The records that follow should be retyped word for word.

----

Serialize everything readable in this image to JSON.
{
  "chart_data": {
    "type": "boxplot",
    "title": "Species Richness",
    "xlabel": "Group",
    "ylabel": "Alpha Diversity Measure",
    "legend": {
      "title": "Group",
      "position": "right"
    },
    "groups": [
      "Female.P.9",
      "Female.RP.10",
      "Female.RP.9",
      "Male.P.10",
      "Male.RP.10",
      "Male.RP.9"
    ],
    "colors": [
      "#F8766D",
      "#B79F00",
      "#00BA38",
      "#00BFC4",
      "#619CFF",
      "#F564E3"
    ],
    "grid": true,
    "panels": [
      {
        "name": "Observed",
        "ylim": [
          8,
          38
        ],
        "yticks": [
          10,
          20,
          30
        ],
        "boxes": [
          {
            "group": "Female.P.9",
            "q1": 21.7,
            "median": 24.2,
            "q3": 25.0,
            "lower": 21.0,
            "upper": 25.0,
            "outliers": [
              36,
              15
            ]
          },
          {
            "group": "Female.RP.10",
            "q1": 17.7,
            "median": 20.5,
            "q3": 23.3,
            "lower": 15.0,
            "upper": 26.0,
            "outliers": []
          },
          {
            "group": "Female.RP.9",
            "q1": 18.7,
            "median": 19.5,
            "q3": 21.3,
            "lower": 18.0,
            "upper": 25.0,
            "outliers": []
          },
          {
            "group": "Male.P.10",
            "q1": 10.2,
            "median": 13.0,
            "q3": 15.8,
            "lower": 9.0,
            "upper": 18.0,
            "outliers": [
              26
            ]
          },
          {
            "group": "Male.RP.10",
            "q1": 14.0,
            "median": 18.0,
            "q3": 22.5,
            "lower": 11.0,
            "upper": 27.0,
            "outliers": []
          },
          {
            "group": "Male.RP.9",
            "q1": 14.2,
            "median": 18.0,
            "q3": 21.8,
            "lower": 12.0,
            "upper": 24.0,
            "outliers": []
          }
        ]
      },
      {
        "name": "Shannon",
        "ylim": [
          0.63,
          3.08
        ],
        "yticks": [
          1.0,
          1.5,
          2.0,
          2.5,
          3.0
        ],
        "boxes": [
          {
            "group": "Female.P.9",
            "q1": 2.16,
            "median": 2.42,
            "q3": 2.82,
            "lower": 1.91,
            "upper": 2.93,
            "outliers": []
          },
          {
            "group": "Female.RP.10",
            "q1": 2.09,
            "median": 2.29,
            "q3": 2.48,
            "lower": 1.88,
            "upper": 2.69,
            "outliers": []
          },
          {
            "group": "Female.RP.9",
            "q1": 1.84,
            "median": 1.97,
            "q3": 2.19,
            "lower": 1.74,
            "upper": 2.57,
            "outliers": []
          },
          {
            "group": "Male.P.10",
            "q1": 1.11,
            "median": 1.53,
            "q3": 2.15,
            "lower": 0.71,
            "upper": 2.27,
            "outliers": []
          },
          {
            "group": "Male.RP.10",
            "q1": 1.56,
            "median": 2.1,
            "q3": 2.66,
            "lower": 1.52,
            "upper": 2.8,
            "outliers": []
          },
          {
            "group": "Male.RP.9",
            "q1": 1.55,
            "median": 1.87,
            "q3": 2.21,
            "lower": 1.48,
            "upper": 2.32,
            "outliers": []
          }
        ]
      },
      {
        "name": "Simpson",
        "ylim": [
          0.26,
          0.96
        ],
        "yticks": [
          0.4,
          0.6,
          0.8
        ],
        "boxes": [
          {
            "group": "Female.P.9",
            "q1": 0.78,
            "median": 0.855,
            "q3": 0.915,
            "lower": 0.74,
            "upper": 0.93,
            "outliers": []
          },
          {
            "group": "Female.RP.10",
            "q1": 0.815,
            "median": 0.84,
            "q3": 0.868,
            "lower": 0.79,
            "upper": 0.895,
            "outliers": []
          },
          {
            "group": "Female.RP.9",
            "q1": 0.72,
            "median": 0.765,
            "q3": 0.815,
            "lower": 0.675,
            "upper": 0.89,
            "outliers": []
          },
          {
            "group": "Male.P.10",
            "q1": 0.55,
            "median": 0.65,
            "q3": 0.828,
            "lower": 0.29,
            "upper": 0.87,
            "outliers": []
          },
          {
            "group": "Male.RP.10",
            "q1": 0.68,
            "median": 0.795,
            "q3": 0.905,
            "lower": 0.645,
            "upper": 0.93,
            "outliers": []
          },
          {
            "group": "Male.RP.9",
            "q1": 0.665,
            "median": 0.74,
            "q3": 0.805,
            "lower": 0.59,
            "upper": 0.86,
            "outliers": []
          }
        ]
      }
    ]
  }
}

----

▶ [RESPONSE TO THIS EXERCISE]:
Serialize everything readable in this image to JSON.
{
  "chart_data": {
    "type": "boxplot",
    "title": "Species Richness",
    "xlabel": "Group",
    "ylabel": "Alpha Diversity Measure",
    "legend": {
      "title": "Group",
      "position": "right"
    },
    "groups": [
      "Female.P.9",
      "Female.RP.10",
      "Female.RP.9",
      "Male.P.10",
      "Male.RP.10",
      "Male.RP.9"
    ],
    "colors": [
      "#F8766D",
      "#B79F00",
      "#00BA38",
      "#00BFC4",
      "#619CFF",
      "#F564E3"
    ],
    "grid": true,
    "panels": [
      {
        "name": "Observed",
        "ylim": [
          8,
          38
        ],
        "yticks": [
          10,
          20,
          30
        ],
        "boxes": [
          {
            "group": "Female.P.9",
            "q1": 21.7,
            "median": 24.2,
            "q3": 25.0,
            "lower": 21.0,
            "upper": 25.0,
            "outliers": [
              36,
              15
            ]
          },
          {
            "group": "Female.RP.10",
            "q1": 17.7,
            "median": 20.5,
            "q3": 23.3,
            "lower": 15.0,
            "upper": 26.0,
            "outliers": []
          },
          {
            "group": "Female.RP.9",
            "q1": 18.7,
            "median": 19.5,
            "q3": 21.3,
            "lower": 18.0,
            "upper": 25.0,
            "outliers": []
          },
          {
            "group": "Male.P.10",
            "q1": 10.2,
            "median": 13.0,
            "q3": 15.8,
            "lower": 9.0,
            "upper": 18.0,
            "outliers": [
              26
            ]
          },
          {
            "group": "Male.RP.10",
            "q1": 14.0,
            "median": 18.0,
            "q3": 22.5,
            "lower": 11.0,
            "upper": 27.0,
            "outliers": []
          },
          {
            "group": "Male.RP.9",
            "q1": 14.2,
            "median": 18.0,
            "q3": 21.8,
            "lower": 12.0,
            "upper": 24.0,
            "outliers": []
          }
        ]
      },
      {
        "name": "Shannon",
        "ylim": [
          0.63,
          3.08
        ],
        "yticks": [
          1.0,
          1.5,
          2.0,
          2.5,
          3.0
        ],
        "boxes": [
          {
            "group": "Female.P.9",
            "q1": 2.16,
            "median": 2.42,
            "q3": 2.82,
            "lower": 1.91,
            "upper": 2.93,
            "outliers": []
          },
          {
            "group": "Female.RP.10",
            "q1": 2.09,
            "median": 2.29,
            "q3": 2.48,
            "lower": 1.88,
            "upper": 2.69,
            "outliers": []
          },
          {
            "group": "Female.RP.9",
            "q1": 1.84,
            "median": 1.97,
            "q3": 2.19,
            "lower": 1.74,
            "upper": 2.57,
            "outliers": []
          },
          {
            "group": "Male.P.10",
            "q1": 1.11,
            "median": 1.53,
            "q3": 2.15,
            "lower": 0.71,
            "upper": 2.27,
            "outliers": []
          },
          {
            "group": "Male.RP.10",
            "q1": 1.56,
            "median": 2.1,
            "q3": 2.66,
            "lower": 1.52,
            "upper": 2.8,
            "outliers": []
          },
          {
            "group": "Male.RP.9",
            "q1": 1.55,
            "median": 1.87,
            "q3": 2.21,
            "lower": 1.48,
            "upper": 2.32,
            "outliers": []
          }
        ]
      },
      {
        "name": "Simpson",
        "ylim": [
          0.26,
          0.96
        ],
        "yticks": [
          0.4,
          0.6,
          0.8
        ],
        "boxes": [
          {
            "group": "Female.P.9",
            "q1": 0.78,
            "median": 0.855,
            "q3": 0.915,
            "lower": 0.74,
            "upper": 0.93,
            "outliers": []
          },
          {
            "group": "Female.RP.10",
            "q1": 0.815,
            "median": 0.84,
            "q3": 0.868,
            "lower": 0.79,
            "upper": 0.895,
            "outliers": []
          },
          {
            "group": "Female.RP.9",
            "q1": 0.72,
            "median": 0.765,
            "q3": 0.815,
            "lower": 0.675,
            "upper": 0.89,
            "outliers": []
          },
          {
            "group": "Male.P.10",
            "q1": 0.55,
            "median": 0.65,
            "q3": 0.828,
            "lower": 0.29,
            "upper": 0.87,
            "outliers": []
          },
          {
            "group": "Male.RP.10",
            "q1": 0.68,
            "median": 0.795,
            "q3": 0.905,
            "lower": 0.645,
            "upper": 0.93,
            "outliers": []
          },
          {
            "group": "Male.RP.9",
            "q1": 0.665,
            "median": 0.74,
            "q3": 0.805,
            "lower": 0.59,
            "upper": 0.86,
            "outliers": []
          }
        ]
      }
    ]
  }
}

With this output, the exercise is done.